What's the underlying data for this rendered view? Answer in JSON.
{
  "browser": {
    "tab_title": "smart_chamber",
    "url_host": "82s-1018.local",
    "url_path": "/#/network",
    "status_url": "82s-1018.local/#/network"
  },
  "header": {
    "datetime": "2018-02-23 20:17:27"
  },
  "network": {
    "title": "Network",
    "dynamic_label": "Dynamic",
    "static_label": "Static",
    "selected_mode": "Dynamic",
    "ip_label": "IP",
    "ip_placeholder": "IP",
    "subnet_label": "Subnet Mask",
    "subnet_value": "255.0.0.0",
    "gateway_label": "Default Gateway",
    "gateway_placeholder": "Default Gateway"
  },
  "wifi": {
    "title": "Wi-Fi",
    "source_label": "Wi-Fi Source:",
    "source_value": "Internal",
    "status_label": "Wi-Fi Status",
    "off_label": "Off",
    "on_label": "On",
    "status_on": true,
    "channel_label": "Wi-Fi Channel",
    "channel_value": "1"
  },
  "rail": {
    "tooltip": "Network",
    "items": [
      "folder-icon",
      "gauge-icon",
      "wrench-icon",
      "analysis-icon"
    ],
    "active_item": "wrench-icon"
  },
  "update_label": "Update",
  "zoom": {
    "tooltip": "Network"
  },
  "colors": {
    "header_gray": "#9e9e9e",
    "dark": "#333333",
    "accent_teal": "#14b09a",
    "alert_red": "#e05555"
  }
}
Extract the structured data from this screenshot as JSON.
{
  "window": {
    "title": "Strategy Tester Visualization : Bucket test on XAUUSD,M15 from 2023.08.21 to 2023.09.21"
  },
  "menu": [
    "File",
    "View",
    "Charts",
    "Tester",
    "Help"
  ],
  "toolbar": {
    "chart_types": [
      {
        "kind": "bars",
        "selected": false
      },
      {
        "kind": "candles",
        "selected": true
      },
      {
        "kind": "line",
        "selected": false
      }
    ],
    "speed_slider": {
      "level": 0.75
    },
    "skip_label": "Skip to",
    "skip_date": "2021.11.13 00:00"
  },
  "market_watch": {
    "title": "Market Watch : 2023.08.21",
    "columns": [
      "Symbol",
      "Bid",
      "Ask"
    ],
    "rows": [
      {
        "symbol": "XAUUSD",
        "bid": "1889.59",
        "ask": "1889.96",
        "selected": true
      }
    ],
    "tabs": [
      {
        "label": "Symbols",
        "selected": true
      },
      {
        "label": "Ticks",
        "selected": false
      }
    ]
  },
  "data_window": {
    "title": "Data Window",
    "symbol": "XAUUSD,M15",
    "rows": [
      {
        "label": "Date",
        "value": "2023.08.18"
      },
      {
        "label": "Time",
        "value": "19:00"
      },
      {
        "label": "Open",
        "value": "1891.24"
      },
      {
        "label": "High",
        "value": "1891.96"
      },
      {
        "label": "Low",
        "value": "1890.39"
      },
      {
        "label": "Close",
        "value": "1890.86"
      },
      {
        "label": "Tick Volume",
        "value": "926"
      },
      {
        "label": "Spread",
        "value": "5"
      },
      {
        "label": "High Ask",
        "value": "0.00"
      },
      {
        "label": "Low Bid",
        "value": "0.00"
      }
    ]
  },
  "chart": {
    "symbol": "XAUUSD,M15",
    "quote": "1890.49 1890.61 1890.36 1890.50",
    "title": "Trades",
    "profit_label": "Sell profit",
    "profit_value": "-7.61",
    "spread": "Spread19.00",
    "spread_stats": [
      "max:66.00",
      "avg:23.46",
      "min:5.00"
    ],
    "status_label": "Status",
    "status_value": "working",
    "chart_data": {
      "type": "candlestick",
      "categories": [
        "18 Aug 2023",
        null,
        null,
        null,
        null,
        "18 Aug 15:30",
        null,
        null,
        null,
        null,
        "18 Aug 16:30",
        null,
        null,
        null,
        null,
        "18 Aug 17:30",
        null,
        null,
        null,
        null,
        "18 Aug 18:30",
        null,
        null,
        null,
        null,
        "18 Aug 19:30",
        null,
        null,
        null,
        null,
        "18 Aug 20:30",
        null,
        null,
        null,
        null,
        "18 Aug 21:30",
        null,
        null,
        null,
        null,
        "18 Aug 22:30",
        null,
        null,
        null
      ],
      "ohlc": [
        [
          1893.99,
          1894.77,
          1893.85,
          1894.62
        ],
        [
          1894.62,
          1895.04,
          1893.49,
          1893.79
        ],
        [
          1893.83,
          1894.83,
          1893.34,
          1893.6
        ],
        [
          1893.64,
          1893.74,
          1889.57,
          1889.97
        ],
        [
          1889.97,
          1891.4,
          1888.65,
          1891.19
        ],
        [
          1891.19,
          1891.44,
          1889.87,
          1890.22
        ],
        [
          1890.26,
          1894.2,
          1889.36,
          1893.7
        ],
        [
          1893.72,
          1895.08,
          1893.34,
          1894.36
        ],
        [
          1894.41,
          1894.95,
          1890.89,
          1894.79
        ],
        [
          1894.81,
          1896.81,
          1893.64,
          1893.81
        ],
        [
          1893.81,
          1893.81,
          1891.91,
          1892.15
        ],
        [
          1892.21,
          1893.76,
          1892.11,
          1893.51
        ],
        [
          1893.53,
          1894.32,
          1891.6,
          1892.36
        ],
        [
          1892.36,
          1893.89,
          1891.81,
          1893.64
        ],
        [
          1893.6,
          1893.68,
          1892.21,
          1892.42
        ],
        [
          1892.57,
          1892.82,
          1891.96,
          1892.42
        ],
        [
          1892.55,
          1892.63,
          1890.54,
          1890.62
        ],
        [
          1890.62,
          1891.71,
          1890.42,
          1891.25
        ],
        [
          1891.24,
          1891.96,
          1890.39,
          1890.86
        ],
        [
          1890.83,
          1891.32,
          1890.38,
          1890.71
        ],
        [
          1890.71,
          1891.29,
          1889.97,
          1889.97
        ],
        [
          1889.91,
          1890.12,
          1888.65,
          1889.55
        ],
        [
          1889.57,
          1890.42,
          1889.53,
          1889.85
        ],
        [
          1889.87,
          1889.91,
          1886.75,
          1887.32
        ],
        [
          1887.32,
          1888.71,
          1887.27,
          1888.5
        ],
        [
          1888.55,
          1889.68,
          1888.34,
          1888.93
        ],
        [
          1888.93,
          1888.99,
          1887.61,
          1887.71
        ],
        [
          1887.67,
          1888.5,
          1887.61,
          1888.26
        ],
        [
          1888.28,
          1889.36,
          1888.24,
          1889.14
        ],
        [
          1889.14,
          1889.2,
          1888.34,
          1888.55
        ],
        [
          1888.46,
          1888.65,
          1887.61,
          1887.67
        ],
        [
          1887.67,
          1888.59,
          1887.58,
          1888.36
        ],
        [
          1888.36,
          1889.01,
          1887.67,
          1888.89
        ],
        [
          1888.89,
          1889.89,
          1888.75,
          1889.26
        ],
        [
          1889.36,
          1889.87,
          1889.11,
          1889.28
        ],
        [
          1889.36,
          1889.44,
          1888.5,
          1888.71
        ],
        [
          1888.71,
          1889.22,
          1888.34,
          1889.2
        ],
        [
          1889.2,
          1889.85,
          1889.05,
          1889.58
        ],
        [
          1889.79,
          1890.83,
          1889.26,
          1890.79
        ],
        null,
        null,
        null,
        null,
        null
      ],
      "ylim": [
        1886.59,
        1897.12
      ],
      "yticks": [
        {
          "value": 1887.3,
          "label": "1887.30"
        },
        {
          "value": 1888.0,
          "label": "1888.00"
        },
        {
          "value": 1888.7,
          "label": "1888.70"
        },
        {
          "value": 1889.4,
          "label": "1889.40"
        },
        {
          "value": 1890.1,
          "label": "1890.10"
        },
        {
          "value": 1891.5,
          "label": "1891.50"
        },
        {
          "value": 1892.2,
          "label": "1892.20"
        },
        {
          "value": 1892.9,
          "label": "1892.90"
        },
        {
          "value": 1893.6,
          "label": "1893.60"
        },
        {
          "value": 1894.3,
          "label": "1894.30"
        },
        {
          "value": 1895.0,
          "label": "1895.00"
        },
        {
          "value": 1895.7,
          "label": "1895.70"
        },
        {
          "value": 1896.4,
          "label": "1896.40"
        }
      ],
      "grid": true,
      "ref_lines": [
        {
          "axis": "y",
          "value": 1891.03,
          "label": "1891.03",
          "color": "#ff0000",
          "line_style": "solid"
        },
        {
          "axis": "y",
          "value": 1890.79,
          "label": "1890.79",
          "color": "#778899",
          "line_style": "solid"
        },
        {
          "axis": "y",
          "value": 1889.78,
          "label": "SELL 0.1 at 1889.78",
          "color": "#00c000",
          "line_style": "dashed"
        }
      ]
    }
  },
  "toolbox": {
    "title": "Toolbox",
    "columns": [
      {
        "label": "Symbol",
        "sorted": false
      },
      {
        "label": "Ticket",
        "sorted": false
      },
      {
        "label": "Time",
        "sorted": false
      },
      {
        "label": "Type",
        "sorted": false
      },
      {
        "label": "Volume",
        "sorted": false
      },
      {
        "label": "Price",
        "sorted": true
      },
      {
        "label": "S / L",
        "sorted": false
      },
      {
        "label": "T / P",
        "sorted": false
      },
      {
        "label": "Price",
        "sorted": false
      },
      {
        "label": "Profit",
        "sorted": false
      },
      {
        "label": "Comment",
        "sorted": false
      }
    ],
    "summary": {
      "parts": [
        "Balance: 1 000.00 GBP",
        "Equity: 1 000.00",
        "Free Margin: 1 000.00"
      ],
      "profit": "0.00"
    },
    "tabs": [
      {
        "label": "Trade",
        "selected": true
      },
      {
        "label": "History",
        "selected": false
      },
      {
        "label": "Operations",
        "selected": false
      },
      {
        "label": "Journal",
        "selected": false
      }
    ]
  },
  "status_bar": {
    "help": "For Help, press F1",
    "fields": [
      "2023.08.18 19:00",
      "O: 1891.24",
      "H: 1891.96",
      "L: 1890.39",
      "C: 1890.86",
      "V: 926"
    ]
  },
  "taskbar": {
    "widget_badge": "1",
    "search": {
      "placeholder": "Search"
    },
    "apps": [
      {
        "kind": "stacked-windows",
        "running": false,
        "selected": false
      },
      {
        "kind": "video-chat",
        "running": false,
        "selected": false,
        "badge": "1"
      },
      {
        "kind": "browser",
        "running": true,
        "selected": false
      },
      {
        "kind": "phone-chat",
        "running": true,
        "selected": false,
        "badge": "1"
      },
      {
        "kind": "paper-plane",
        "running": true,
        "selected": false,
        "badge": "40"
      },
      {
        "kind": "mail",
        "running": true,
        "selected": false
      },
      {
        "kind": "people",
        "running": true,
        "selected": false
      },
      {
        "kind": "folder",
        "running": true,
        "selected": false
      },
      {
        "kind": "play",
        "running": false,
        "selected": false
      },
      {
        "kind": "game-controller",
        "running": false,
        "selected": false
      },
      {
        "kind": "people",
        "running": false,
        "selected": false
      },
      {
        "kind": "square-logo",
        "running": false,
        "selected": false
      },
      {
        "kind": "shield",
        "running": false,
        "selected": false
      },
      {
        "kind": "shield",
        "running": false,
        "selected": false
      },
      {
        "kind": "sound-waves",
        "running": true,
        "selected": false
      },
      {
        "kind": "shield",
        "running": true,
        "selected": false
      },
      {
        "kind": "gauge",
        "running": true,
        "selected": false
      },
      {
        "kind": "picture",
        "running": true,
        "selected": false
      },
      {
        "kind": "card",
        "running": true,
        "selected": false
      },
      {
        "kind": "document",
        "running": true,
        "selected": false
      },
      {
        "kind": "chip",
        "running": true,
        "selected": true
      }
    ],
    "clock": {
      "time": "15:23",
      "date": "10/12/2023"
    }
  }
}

## EXERCISE
Locate the word "XAUUSD" in the entries, and copy every line where it is found.

## ANSWER TO THE EXERCISE
    "title": "Strategy Tester Visualization : Bucket test on XAUUSD,M15 from 2023.08.21 to 2023.09.21"
        "symbol": "XAUUSD",
    "symbol": "XAUUSD,M15",
    "symbol": "XAUUSD,M15",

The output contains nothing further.